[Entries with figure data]

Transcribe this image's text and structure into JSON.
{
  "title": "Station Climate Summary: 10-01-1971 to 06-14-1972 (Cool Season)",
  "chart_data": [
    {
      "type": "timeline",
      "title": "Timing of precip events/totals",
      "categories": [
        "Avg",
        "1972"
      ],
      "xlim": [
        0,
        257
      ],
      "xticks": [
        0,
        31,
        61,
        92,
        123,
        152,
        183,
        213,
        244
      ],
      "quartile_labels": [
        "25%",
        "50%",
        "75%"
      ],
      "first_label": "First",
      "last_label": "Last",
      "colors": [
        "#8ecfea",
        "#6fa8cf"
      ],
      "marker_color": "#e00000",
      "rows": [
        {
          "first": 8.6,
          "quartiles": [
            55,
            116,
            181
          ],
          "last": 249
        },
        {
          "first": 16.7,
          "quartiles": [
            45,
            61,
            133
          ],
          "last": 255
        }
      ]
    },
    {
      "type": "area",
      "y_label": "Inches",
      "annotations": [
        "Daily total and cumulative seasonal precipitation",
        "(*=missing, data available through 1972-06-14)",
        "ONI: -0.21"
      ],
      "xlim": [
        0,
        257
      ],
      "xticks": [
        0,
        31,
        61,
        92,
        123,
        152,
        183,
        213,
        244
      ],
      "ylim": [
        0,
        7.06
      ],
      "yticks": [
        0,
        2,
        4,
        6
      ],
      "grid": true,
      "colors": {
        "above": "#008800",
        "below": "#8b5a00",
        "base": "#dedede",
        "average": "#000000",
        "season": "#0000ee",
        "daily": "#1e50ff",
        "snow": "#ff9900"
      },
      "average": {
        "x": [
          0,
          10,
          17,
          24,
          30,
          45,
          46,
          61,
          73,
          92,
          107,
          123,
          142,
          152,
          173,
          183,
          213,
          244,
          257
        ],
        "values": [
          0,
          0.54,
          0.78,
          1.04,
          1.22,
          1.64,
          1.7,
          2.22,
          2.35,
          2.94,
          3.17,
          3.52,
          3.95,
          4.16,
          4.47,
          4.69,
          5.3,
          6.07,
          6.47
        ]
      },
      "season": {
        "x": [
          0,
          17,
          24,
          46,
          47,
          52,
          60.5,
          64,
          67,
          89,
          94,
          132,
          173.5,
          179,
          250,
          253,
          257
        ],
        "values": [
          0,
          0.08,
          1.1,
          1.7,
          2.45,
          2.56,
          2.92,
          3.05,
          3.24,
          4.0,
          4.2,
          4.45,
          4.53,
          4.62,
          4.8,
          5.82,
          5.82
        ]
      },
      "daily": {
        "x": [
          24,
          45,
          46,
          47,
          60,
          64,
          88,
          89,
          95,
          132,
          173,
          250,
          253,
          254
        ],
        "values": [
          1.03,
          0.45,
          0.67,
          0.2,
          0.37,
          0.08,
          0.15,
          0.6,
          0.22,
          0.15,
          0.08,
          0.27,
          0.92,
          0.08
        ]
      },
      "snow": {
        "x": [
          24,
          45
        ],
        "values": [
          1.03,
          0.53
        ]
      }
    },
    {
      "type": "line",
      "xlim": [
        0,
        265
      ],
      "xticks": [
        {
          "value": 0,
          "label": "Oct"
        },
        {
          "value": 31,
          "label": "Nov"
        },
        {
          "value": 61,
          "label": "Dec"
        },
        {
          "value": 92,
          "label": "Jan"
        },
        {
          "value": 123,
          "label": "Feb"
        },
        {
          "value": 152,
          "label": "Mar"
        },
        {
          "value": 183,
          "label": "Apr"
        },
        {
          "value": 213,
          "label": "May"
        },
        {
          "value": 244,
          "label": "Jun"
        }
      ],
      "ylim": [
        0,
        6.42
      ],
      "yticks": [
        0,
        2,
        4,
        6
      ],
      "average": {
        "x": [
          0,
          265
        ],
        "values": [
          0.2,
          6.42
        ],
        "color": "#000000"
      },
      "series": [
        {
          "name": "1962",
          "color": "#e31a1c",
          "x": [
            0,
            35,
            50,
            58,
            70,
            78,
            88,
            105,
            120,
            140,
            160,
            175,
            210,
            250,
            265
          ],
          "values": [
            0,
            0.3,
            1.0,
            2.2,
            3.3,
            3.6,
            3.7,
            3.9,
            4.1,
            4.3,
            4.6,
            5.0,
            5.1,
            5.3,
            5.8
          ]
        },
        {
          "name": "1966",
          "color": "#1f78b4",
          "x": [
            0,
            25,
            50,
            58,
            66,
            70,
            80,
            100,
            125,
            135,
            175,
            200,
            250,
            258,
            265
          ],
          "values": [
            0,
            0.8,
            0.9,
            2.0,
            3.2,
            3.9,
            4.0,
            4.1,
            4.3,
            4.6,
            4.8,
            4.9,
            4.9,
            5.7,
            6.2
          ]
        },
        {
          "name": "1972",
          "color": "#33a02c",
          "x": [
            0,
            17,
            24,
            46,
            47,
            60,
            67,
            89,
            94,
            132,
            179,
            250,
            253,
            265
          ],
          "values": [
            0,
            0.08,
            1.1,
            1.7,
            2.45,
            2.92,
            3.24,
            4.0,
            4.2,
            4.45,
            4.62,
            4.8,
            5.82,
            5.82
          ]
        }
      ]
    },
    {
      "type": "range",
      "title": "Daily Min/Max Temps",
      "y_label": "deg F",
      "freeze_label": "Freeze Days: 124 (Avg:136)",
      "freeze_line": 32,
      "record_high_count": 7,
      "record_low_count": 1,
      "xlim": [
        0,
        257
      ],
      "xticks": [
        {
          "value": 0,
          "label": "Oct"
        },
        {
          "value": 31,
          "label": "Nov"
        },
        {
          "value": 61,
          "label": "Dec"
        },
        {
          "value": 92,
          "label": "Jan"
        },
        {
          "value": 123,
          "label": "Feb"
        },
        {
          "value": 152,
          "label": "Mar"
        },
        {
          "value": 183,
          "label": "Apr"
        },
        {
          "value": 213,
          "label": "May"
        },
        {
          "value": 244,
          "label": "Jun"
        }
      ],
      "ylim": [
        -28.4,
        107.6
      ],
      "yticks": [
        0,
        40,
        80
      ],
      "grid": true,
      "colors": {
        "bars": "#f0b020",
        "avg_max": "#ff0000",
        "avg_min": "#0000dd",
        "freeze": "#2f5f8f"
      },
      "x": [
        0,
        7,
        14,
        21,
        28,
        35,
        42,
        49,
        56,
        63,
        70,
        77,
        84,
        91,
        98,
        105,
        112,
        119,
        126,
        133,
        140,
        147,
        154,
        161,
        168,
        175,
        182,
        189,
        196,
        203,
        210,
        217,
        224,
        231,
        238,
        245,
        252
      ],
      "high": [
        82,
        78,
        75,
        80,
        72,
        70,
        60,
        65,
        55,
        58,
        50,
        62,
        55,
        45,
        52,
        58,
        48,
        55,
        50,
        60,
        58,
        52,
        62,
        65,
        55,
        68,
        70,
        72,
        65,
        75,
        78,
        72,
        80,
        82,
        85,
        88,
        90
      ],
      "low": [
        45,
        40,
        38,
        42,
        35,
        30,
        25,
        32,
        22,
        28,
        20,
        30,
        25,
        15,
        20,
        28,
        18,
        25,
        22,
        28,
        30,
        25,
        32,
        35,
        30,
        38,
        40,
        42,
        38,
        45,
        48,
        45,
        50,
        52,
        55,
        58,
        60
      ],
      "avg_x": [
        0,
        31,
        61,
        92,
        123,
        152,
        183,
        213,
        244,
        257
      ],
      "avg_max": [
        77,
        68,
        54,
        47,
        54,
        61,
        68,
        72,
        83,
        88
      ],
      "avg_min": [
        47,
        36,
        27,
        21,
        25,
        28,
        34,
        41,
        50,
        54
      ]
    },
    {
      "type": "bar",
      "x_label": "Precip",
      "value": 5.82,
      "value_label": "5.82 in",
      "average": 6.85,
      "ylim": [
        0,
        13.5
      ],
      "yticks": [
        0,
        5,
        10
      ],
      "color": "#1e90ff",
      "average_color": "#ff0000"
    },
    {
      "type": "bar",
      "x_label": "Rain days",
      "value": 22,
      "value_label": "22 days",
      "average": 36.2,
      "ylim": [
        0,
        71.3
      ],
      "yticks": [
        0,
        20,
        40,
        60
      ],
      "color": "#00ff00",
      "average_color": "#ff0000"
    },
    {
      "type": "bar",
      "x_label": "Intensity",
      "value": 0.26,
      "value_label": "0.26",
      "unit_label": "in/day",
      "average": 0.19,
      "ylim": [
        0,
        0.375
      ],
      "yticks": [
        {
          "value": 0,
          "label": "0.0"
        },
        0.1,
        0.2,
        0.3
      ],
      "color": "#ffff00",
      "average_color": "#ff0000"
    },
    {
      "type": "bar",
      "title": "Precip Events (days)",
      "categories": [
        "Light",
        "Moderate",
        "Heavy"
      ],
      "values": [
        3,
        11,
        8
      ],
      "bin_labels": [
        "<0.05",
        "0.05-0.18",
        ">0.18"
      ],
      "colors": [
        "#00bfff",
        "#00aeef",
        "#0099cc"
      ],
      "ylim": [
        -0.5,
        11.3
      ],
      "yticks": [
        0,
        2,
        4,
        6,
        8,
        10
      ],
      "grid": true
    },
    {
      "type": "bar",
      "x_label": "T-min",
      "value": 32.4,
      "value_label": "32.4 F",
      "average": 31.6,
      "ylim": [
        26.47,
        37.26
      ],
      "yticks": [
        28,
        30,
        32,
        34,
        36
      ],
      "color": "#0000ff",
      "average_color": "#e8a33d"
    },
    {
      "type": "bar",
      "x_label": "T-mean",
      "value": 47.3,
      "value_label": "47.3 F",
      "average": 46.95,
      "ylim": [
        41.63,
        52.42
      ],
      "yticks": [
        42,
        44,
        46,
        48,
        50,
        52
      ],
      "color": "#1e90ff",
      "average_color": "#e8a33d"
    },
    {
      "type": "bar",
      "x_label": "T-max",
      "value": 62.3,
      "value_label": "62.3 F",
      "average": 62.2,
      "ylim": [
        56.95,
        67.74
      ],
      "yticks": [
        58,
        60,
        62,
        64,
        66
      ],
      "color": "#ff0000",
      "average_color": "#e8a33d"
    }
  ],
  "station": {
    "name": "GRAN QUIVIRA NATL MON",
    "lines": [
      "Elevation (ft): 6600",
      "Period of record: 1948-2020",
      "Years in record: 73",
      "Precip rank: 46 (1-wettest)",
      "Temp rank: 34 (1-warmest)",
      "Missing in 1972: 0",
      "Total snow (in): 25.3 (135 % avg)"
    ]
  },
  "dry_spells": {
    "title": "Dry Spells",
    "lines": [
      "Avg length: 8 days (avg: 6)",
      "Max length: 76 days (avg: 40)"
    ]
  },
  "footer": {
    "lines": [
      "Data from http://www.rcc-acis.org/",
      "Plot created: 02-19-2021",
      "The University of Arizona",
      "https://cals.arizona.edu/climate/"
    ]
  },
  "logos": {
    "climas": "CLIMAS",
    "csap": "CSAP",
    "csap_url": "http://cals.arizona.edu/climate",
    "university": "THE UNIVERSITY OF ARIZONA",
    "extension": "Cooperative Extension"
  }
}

TASK PROMPT
In the entries above, identify every line with the word "snow". Copy those lines.

ANSWER FOR THE TASK
        "snow": "#ff9900"
      "snow": {
      "Total snow (in): 25.3 (135 % avg)"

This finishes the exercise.